Dataset records
— start —
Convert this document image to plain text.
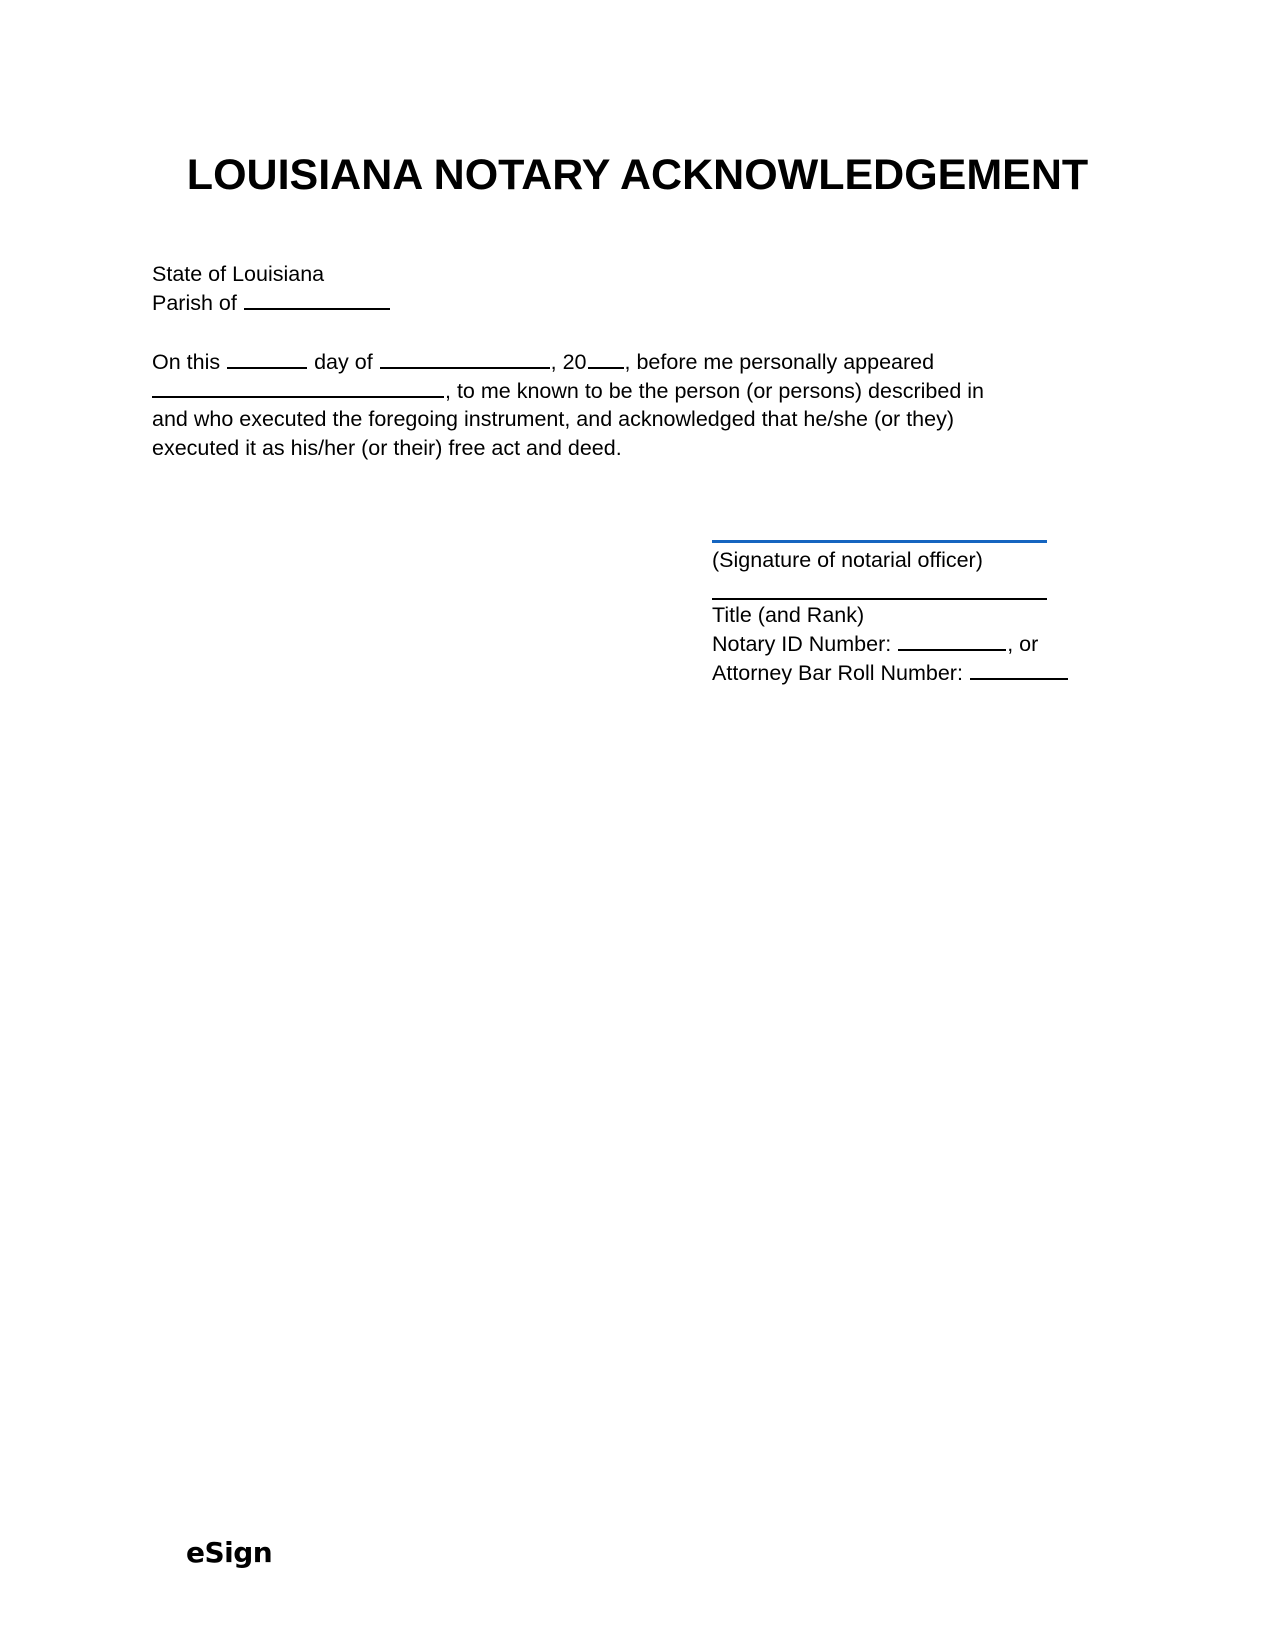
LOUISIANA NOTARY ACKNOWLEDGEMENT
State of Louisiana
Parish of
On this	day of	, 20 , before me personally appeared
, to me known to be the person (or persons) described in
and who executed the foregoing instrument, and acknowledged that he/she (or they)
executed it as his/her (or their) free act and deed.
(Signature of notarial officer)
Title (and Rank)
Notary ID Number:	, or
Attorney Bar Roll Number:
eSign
— end —
PROMPT:
Extract each line holding the word "this" from the records.

FINISHED ANSWER:
Convert this document image to plain text.
On this	day of	, 20 , before me personally appeared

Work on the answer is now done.